Aim of the exercise: Pull each line holding the word "المخالفات" from the data.

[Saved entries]
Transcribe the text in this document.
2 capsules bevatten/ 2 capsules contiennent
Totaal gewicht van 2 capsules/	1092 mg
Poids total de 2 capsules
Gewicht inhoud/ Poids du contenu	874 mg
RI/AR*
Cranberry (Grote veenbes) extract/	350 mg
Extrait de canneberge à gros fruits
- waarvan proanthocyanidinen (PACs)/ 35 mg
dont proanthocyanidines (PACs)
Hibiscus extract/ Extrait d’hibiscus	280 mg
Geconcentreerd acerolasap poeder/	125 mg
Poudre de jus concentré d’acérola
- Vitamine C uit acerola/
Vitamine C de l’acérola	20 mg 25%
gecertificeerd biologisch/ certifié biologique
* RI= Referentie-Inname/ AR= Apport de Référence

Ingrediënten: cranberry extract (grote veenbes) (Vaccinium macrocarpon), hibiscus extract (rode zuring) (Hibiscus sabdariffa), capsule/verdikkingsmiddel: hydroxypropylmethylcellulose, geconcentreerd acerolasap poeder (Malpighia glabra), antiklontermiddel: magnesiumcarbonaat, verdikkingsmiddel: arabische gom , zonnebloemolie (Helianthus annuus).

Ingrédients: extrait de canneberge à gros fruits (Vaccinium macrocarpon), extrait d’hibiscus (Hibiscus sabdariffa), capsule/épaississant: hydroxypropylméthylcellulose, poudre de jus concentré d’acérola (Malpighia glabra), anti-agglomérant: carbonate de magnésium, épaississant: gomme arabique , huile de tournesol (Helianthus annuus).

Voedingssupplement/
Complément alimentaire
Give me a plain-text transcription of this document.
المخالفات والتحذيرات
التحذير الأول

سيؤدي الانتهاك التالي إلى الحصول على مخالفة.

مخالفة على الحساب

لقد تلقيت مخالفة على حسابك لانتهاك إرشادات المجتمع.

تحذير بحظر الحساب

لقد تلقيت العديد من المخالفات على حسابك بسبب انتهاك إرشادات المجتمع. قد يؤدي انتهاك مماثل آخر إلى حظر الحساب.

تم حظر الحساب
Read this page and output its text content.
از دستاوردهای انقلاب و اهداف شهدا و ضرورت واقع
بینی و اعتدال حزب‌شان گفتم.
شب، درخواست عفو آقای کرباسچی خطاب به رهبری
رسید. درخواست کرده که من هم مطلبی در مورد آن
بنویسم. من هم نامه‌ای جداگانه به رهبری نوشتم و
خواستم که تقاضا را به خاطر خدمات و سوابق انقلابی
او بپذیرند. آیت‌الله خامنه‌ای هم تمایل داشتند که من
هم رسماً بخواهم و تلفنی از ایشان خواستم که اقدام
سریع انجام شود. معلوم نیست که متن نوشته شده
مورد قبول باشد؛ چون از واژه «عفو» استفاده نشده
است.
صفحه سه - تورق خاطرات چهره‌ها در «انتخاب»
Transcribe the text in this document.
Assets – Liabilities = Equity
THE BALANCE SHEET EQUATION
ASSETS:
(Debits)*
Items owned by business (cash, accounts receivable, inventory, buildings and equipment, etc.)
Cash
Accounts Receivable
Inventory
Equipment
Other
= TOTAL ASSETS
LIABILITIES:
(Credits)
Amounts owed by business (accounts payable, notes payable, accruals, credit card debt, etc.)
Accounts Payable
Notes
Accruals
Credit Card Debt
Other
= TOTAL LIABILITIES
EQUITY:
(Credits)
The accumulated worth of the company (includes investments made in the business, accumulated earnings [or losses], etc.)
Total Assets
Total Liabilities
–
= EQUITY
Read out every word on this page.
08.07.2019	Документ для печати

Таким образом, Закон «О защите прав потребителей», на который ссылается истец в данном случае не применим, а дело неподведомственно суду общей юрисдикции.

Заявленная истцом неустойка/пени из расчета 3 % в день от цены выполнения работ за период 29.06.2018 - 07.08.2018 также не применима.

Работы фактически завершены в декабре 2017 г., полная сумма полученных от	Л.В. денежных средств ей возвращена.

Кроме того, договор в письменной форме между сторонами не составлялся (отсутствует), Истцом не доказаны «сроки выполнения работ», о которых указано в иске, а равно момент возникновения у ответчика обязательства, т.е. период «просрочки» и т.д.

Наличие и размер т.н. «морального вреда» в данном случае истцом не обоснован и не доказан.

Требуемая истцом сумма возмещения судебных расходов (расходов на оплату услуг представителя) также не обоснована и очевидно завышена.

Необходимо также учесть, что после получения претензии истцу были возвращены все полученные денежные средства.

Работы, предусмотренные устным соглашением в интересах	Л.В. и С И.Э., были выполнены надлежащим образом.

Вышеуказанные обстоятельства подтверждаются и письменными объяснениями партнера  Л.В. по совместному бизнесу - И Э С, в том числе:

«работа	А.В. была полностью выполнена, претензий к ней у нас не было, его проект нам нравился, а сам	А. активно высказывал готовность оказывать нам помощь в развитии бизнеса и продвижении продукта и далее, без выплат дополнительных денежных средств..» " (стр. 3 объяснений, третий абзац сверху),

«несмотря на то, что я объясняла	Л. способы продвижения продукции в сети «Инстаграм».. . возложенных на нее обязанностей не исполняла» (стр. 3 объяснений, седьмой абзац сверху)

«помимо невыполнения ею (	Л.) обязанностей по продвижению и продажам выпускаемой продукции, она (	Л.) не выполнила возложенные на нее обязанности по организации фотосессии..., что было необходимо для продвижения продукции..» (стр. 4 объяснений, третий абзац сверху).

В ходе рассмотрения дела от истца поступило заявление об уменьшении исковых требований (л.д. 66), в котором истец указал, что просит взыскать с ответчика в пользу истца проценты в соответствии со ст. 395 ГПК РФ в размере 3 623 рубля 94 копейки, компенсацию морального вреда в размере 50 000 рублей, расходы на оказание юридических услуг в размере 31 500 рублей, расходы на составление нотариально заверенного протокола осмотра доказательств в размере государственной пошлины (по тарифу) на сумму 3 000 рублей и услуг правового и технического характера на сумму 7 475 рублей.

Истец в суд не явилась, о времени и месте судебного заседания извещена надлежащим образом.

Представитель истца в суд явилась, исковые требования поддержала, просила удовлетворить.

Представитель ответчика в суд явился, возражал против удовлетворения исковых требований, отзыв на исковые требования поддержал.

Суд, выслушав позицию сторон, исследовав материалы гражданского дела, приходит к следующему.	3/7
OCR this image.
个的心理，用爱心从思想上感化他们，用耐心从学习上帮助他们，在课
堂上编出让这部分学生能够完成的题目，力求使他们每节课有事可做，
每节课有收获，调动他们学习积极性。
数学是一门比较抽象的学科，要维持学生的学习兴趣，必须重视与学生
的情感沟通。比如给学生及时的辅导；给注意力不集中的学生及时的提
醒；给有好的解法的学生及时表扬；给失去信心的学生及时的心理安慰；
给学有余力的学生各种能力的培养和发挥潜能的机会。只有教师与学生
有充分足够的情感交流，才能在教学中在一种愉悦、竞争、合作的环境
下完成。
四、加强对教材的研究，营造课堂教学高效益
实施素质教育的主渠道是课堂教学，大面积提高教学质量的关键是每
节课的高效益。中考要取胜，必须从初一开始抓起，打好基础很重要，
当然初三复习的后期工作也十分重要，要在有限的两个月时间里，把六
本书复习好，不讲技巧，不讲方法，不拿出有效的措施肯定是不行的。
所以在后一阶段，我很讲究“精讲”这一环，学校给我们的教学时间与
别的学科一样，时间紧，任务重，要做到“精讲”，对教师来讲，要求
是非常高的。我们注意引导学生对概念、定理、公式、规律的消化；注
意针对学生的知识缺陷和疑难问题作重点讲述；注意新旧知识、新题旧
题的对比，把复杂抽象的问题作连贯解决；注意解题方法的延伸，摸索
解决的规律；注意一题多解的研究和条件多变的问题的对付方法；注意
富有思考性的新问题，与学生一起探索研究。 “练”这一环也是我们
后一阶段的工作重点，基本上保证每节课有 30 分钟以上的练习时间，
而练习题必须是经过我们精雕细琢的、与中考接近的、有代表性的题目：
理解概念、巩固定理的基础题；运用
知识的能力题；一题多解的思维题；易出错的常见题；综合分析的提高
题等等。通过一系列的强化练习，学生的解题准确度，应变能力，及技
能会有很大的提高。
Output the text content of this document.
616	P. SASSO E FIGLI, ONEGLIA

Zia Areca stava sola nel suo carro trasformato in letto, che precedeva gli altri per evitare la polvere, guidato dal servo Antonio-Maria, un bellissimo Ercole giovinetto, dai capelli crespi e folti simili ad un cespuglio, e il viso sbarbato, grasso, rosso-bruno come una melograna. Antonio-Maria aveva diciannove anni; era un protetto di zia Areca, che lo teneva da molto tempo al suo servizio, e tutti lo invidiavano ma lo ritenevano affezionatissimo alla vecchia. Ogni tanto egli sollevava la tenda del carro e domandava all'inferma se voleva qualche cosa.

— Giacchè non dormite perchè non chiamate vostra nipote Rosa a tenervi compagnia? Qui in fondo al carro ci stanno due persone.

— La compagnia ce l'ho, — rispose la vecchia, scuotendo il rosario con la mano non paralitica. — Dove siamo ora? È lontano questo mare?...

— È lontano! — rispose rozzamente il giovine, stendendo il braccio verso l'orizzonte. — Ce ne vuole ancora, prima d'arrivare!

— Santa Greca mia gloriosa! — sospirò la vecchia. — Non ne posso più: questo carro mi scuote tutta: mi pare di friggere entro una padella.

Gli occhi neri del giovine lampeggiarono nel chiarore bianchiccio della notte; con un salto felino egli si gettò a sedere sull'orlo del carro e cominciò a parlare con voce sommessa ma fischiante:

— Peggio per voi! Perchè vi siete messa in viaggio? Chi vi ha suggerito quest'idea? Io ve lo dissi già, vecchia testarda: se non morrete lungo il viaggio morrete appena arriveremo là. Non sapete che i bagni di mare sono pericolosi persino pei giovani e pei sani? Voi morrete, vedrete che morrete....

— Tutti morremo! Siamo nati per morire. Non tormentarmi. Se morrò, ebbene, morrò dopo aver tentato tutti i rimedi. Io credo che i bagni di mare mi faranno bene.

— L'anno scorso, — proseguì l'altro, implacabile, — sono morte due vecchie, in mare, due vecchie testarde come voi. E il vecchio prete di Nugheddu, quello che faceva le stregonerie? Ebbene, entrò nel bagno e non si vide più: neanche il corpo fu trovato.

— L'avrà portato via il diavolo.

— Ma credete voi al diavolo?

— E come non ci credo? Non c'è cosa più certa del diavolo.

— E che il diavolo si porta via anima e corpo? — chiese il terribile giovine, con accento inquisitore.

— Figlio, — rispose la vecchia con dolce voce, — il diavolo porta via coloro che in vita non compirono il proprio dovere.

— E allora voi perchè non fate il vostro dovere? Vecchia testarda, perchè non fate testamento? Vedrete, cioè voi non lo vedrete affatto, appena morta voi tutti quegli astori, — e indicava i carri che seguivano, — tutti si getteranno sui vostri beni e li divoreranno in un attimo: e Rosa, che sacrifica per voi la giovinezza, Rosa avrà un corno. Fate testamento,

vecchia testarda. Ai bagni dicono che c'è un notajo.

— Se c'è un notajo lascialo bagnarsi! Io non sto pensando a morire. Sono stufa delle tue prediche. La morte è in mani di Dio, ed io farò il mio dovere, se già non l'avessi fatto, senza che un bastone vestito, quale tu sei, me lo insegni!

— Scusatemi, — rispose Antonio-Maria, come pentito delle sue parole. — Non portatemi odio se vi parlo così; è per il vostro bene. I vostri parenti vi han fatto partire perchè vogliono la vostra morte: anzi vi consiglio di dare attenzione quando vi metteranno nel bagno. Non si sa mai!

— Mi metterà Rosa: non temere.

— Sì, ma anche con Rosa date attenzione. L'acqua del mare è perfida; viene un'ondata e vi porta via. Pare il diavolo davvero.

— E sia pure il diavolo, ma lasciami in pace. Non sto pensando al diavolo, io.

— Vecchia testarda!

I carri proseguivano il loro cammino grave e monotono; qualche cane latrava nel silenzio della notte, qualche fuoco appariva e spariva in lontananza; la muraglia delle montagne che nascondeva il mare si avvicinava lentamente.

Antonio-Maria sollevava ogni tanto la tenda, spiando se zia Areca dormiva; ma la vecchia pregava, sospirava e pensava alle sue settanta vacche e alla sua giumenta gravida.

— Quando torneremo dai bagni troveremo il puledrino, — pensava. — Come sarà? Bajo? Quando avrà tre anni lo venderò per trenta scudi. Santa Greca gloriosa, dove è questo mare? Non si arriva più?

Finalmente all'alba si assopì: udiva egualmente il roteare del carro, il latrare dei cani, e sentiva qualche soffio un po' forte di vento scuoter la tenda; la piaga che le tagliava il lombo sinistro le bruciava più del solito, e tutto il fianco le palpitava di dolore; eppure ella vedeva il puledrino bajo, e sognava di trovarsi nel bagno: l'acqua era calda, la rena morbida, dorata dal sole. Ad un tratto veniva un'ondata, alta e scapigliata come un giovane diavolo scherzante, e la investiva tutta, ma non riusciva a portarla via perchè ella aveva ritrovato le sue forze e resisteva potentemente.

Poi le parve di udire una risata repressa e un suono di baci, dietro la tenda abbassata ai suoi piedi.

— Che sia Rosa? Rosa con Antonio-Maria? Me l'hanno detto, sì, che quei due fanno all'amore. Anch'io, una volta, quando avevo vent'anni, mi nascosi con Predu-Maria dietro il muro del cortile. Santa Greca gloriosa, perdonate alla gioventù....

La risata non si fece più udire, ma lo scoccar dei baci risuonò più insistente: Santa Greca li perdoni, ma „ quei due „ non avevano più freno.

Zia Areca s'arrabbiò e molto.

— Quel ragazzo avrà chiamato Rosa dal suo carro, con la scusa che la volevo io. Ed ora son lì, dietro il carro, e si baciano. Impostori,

Response:
المخالفات والتحذيرات
لقد تلقيت العديد من المخالفات على حسابك بسبب انتهاك إرشادات المجتمع. قد يؤدي انتهاك مماثل آخر إلى حظر الحساب.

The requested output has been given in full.